= Objective =
Filter out everything except lines holding "accent".

= Records shown =

┄┄┄┄┄┄┄┄┄┄

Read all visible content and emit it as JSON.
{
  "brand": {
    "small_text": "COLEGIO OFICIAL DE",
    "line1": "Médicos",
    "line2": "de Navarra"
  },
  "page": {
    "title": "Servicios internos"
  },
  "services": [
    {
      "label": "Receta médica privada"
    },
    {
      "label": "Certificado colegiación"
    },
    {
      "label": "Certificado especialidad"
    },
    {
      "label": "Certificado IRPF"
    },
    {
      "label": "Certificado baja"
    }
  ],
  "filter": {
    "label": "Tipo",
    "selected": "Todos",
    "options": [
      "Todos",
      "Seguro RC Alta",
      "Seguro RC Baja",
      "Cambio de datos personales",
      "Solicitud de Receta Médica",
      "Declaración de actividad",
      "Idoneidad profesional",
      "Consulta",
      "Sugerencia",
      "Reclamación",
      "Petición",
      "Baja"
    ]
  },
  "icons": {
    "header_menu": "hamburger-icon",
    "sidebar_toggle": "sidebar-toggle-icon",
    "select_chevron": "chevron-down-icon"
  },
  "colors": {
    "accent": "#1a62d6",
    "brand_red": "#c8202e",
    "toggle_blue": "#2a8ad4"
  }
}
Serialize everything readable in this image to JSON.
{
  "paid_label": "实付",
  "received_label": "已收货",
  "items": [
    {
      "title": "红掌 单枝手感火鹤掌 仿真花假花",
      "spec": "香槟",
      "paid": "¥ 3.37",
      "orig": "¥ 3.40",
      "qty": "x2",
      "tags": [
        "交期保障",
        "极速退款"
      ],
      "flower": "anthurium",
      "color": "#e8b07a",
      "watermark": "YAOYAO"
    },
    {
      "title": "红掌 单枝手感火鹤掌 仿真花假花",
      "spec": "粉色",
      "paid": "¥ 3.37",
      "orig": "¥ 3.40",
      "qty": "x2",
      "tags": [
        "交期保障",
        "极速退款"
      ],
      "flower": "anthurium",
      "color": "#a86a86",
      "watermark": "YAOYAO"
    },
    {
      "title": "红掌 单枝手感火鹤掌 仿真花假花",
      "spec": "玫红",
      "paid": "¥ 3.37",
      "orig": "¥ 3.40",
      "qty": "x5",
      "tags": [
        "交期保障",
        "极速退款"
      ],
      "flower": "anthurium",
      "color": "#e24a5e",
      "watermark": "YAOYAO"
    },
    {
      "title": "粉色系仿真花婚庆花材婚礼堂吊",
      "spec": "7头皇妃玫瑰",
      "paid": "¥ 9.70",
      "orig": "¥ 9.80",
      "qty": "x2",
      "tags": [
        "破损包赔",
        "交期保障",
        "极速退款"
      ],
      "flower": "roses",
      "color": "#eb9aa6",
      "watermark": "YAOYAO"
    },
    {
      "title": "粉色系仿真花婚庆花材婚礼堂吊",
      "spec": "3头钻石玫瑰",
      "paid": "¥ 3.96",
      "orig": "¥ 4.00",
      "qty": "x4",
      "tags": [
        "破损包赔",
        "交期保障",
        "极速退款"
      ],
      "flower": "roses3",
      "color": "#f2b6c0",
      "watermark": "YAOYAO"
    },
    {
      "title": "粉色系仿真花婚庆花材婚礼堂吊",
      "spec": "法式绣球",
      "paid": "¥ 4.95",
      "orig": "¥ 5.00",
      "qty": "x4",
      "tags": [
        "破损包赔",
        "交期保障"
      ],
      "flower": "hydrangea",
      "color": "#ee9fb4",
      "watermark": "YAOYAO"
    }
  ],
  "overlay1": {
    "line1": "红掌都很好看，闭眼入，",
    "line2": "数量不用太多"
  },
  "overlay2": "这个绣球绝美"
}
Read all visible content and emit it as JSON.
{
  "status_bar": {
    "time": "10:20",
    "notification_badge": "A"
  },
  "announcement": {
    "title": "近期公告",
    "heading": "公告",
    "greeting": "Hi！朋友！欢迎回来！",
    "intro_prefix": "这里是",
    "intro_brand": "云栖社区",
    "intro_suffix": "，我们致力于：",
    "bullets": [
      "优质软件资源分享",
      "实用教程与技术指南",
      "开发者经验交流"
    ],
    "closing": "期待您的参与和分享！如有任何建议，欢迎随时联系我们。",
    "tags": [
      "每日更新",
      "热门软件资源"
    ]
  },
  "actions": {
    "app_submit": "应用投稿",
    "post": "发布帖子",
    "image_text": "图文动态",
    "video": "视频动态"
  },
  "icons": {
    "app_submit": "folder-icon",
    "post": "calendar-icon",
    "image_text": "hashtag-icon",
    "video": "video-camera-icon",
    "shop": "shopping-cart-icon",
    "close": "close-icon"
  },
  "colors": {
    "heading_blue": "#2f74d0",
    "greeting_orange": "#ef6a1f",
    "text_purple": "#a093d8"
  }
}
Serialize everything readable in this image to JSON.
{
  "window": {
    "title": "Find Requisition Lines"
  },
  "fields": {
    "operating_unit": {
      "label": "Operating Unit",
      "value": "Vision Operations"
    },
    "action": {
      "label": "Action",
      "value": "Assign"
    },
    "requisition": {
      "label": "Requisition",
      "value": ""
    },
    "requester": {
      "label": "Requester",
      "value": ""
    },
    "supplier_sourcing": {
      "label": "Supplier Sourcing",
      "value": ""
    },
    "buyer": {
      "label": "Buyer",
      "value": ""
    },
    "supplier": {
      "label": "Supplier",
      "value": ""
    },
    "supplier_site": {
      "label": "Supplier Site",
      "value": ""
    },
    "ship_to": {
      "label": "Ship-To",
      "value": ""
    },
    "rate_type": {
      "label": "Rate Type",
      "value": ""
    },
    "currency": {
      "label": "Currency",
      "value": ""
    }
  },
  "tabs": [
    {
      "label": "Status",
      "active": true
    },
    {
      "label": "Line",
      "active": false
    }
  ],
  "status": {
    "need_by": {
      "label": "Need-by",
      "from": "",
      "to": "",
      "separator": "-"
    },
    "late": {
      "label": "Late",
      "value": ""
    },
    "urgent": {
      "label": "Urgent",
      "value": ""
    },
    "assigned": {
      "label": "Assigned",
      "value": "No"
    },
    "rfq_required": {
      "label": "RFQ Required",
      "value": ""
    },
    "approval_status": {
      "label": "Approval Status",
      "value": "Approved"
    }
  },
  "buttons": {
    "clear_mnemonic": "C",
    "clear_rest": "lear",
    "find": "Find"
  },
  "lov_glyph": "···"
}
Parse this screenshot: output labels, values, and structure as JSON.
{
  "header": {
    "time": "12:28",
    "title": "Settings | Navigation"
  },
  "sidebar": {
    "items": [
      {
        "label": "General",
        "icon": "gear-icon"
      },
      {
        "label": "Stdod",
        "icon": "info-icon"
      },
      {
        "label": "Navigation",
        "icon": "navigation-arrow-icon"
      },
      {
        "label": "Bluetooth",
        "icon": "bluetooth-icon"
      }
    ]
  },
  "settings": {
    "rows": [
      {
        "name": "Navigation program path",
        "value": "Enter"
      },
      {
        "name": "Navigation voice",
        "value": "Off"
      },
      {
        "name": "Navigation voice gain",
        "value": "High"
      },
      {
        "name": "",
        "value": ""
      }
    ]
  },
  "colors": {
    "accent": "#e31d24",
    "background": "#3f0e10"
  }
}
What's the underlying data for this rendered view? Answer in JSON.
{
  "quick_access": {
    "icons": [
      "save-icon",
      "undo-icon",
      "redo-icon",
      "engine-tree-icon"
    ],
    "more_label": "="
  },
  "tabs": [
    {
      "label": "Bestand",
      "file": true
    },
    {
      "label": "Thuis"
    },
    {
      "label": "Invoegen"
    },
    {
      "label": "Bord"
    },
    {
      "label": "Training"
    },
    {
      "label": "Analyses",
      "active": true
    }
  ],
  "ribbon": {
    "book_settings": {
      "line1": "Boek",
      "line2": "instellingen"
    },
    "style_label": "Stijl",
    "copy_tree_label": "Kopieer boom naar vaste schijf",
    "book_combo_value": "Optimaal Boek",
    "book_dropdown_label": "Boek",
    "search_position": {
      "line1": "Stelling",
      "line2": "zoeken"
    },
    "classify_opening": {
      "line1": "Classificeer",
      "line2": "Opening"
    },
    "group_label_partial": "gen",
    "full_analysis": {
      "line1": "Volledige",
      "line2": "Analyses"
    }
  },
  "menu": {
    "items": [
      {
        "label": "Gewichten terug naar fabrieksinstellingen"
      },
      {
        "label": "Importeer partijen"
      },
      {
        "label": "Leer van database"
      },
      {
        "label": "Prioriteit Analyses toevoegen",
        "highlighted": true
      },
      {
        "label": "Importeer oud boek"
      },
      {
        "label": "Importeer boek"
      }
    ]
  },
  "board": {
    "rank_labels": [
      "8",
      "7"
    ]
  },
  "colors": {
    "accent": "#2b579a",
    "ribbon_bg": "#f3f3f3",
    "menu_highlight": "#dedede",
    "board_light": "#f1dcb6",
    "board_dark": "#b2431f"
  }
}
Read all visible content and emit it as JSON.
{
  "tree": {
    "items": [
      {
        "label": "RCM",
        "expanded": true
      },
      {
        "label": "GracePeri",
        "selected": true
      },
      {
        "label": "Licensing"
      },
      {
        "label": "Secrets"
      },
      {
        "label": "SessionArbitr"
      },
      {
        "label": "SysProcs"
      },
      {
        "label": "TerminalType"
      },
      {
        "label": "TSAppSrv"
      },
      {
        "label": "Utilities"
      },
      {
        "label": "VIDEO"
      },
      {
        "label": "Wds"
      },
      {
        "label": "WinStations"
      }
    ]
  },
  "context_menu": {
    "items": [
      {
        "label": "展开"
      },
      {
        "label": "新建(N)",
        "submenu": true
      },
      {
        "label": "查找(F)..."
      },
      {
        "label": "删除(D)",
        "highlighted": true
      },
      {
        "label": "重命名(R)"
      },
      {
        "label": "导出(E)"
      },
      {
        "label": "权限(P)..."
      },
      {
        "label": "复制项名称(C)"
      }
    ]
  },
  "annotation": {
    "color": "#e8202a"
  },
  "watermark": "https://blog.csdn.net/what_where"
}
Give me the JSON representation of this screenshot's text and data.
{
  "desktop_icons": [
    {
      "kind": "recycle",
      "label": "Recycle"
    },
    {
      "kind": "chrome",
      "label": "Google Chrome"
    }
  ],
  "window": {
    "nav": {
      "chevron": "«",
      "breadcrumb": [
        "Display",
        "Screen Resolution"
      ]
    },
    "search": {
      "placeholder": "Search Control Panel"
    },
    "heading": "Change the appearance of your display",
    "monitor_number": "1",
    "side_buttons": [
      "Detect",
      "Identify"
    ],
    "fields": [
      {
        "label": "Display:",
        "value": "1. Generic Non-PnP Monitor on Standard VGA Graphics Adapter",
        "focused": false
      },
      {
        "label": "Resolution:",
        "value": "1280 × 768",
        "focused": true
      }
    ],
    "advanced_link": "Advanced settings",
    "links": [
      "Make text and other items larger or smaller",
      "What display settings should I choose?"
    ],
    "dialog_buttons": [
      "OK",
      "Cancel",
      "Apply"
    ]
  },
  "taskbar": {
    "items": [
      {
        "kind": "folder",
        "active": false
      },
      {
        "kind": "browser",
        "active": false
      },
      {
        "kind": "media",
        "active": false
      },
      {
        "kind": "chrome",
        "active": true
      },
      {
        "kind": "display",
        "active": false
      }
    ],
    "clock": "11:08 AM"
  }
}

┄┄┄┄┄┄┄┄┄┄

= Output of the task =
    "accent": "#1a62d6",
    "accent": "#e31d24",
    "accent": "#2b579a",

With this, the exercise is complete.